> Objective
How many lines of these entries include the string "puhtaanapitolaitoksen"? State the number alone.

[Collected data entries]
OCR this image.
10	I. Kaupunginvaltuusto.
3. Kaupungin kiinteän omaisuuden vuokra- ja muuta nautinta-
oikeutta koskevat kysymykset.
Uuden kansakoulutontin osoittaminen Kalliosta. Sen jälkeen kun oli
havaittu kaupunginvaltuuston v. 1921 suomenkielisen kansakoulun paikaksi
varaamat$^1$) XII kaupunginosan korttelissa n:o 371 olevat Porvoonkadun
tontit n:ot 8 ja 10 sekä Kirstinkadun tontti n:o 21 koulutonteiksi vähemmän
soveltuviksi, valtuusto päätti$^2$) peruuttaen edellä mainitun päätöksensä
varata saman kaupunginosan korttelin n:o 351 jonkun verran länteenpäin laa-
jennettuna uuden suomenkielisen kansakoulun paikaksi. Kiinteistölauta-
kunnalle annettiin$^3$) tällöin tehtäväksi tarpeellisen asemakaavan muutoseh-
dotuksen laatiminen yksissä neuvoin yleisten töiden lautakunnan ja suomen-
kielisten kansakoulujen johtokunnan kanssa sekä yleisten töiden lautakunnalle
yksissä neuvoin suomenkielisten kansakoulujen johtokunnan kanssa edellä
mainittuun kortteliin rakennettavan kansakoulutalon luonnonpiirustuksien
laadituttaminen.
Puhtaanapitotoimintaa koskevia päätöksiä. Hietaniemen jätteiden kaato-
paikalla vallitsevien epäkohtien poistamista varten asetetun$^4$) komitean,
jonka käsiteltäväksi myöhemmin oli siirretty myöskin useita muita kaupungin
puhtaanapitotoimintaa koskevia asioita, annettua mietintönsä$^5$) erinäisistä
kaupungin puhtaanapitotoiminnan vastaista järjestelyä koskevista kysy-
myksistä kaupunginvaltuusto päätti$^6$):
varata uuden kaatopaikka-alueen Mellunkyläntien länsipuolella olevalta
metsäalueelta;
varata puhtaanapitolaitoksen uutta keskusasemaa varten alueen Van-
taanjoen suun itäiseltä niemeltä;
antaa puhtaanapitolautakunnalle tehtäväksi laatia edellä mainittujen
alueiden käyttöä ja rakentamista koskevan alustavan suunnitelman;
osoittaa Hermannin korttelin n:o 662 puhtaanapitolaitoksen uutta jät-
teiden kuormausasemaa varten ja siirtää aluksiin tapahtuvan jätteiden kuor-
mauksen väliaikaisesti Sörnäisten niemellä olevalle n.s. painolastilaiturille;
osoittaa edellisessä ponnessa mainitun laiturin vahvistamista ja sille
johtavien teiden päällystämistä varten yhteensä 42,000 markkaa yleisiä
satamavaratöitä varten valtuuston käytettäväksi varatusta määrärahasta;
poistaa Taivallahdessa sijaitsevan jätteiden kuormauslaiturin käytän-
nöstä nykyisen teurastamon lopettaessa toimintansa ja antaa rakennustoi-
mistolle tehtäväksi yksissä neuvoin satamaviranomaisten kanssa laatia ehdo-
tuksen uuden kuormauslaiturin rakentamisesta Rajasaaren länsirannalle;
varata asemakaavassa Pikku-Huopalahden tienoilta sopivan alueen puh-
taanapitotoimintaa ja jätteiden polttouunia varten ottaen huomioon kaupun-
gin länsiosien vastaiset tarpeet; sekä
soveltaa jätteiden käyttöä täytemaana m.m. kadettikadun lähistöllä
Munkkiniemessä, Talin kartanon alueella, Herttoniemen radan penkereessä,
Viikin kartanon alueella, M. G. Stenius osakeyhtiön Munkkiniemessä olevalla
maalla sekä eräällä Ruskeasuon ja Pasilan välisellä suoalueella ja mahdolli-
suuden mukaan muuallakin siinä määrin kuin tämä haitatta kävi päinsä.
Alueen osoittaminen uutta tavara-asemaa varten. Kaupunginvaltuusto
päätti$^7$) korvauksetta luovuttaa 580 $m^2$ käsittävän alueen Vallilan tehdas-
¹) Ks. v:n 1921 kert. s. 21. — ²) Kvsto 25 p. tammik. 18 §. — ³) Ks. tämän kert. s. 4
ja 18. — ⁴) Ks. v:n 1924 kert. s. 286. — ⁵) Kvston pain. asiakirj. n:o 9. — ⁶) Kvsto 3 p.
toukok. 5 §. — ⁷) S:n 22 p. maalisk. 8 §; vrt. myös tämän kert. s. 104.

* * *

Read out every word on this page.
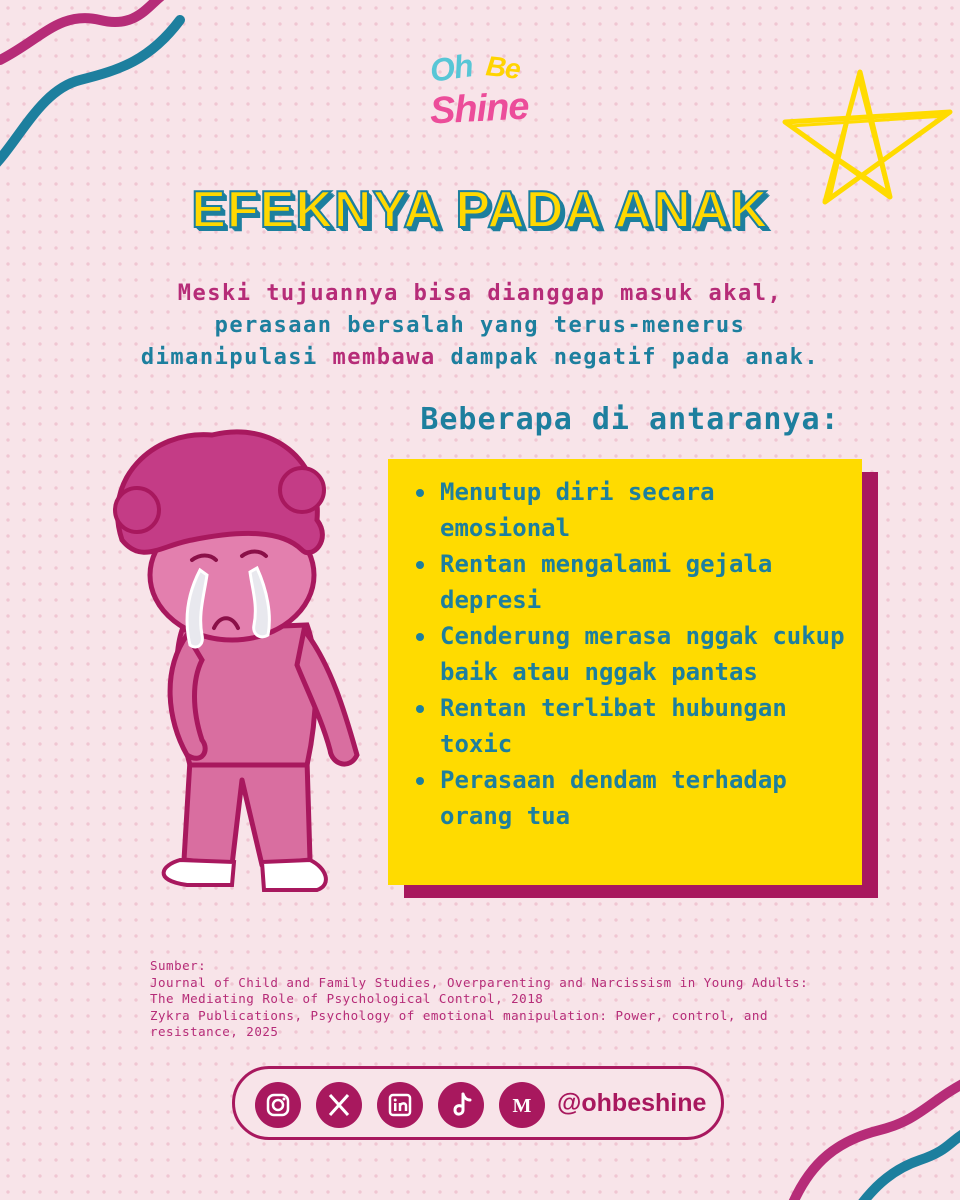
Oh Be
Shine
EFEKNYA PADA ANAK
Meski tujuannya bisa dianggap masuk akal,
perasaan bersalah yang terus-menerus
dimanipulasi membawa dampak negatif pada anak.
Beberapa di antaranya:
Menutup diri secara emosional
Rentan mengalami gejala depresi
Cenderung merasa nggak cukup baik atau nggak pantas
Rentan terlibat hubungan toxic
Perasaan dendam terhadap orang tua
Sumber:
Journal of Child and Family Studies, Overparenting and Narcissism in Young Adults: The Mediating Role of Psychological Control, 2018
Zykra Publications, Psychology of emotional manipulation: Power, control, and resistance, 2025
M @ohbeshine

---

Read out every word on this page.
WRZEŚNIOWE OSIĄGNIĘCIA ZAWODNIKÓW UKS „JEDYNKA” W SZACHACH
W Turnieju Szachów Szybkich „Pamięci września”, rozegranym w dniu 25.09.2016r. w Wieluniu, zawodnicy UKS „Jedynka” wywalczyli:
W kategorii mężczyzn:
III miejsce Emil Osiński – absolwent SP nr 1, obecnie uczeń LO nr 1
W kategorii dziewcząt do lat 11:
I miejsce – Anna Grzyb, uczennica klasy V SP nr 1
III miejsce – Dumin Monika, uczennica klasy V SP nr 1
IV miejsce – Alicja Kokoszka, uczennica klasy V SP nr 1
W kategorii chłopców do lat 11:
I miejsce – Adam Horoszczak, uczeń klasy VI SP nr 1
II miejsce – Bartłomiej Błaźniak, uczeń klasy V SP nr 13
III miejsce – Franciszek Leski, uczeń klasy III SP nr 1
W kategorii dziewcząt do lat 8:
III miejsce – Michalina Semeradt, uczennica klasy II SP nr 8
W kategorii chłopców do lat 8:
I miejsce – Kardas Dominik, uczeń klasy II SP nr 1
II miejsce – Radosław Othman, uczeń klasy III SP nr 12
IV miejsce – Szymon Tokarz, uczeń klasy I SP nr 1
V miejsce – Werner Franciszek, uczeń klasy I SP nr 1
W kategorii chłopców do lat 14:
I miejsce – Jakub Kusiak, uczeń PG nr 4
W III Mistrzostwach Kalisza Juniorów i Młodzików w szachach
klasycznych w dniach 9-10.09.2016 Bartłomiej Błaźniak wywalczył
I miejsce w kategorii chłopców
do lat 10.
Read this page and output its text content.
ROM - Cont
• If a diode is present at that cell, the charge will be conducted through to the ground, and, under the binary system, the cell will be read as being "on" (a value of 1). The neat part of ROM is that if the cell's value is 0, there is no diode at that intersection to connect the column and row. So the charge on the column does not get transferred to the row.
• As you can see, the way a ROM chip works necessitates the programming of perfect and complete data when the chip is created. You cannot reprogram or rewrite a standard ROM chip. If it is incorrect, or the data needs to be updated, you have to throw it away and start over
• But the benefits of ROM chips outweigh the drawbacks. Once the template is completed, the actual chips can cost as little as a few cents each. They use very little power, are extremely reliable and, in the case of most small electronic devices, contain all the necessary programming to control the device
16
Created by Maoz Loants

> Correct response
2